YOUR OBJECTIVE>
Search the material for the string "true" and copy each line where it occurs.

DATA PROVIDED>
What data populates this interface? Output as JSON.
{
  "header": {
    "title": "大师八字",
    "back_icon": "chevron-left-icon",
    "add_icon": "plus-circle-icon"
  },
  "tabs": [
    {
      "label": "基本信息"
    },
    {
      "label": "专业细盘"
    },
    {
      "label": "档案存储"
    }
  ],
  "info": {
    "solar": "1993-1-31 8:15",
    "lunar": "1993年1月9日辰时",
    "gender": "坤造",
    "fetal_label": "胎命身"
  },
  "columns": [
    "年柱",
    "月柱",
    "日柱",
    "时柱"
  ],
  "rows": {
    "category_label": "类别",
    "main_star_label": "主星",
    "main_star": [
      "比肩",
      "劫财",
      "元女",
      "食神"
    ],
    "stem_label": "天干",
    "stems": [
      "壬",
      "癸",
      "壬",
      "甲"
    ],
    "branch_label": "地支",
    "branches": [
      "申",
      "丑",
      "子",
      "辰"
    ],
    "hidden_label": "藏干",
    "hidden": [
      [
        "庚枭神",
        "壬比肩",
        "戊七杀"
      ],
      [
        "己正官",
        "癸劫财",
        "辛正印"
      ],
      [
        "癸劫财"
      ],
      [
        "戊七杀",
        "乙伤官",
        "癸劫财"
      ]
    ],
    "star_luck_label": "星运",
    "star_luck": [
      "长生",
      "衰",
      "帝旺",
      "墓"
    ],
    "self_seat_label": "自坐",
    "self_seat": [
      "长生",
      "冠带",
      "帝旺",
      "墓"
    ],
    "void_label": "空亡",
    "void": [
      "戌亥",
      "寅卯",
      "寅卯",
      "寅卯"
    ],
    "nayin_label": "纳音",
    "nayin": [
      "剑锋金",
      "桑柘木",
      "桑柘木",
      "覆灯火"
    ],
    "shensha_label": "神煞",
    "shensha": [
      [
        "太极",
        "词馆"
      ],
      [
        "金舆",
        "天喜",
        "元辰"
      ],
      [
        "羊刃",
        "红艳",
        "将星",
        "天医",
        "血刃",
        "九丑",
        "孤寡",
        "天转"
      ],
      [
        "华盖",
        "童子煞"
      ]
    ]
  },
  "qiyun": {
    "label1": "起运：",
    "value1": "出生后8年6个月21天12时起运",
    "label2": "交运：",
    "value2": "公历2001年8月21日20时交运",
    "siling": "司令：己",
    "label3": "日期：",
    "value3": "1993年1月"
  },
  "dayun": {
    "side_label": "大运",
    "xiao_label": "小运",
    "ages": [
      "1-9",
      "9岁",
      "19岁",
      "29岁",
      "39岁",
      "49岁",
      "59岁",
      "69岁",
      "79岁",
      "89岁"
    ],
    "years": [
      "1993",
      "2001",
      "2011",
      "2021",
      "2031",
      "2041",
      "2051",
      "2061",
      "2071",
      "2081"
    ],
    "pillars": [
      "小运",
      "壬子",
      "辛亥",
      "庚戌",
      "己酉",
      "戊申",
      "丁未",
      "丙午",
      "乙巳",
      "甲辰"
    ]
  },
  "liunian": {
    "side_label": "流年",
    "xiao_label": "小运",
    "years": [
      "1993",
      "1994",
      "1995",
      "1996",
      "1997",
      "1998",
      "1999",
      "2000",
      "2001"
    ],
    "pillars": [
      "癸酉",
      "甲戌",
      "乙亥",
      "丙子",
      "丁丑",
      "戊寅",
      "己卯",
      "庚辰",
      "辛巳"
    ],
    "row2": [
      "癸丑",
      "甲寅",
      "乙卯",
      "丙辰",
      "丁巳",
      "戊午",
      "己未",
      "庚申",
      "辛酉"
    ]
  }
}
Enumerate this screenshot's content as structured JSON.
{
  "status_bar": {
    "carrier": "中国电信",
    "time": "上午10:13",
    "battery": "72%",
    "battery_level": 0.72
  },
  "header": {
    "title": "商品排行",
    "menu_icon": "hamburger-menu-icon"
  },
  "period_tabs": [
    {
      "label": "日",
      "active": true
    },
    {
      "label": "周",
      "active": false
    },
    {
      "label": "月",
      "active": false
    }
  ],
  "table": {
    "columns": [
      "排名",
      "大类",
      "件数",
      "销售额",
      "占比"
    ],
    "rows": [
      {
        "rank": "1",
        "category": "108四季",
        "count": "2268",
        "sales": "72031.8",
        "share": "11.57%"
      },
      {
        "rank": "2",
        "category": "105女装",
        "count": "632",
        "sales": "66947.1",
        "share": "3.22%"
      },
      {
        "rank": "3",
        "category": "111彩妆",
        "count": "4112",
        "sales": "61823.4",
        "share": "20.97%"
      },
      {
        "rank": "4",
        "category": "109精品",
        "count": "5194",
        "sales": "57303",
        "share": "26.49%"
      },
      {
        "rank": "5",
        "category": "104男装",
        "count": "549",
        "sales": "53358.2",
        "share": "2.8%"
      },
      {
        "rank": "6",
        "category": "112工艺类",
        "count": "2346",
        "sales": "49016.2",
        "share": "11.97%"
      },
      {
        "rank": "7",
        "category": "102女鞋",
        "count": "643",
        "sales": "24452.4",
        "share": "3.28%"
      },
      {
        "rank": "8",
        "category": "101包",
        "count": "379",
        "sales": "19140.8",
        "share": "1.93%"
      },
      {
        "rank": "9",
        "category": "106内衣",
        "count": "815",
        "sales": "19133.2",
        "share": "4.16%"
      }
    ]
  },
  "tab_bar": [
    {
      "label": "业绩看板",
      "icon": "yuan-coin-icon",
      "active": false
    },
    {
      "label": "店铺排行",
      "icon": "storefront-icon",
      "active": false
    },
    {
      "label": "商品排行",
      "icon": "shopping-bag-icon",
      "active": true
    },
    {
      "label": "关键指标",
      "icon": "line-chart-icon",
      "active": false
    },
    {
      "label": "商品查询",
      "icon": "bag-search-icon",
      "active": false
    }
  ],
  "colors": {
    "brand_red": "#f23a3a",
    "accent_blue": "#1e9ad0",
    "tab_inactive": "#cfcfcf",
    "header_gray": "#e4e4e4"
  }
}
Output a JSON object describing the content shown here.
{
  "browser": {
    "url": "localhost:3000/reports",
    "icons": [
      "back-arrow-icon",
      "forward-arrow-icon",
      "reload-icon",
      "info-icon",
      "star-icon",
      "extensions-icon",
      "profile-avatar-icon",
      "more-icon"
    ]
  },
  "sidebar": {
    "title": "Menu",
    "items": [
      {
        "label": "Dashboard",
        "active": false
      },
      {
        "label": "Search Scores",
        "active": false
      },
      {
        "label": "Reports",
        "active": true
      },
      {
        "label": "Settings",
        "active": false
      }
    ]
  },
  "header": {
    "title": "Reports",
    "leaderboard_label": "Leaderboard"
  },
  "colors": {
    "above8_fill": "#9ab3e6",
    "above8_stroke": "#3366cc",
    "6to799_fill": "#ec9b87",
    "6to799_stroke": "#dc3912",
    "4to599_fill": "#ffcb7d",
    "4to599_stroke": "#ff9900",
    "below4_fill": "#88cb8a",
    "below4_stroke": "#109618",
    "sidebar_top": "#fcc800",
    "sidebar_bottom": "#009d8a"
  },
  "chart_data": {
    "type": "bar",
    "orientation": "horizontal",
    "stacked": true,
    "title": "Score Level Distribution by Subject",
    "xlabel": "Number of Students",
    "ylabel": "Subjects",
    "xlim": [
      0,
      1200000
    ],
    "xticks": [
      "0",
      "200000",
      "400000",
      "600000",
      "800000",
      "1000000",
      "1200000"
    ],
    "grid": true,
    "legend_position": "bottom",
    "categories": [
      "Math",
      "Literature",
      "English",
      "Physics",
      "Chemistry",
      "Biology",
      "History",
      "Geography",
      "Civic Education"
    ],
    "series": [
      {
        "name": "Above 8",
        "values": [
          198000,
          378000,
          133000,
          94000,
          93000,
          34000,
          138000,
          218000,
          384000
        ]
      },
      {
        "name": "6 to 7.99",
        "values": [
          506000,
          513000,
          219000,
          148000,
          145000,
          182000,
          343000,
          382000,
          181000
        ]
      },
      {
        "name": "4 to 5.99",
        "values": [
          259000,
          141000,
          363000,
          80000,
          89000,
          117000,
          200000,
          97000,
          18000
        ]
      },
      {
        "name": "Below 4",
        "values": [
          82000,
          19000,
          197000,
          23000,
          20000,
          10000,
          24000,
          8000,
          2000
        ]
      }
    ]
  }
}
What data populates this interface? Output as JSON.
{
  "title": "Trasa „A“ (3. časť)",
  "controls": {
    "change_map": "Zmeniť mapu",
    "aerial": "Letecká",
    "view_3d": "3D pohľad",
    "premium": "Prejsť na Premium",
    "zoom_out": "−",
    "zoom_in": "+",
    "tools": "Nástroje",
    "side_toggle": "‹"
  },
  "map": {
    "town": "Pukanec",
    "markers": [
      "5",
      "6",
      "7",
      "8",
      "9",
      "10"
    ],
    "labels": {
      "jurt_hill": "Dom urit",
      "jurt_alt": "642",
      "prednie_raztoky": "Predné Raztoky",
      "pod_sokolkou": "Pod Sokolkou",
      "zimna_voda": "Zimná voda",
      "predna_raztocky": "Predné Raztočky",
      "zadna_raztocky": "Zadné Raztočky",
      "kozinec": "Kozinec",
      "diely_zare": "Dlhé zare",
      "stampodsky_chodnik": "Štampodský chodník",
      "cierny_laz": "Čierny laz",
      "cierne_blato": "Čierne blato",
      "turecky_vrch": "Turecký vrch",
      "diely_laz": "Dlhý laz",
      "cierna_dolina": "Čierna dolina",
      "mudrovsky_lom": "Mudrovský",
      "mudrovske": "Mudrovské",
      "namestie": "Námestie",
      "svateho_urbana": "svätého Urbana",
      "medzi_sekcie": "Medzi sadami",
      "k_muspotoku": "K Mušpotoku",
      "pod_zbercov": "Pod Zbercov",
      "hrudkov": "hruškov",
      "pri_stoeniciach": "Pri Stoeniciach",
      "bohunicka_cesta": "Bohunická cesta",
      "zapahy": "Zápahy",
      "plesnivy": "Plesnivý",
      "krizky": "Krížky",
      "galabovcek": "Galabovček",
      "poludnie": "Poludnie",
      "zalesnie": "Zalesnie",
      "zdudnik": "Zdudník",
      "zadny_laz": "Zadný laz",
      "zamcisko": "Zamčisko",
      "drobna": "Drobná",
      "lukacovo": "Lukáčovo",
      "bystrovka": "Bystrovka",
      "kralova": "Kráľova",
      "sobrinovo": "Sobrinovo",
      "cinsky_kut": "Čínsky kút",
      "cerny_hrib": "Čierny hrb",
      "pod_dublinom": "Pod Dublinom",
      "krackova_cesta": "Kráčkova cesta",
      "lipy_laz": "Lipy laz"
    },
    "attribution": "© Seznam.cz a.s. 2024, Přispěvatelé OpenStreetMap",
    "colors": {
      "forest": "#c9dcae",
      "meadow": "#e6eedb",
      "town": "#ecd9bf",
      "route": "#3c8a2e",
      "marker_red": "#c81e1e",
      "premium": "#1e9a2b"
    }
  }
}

RIGHT ANSWER>
      "active": true
      "active": true
        "active": true
    "stacked": true,
    "grid": true,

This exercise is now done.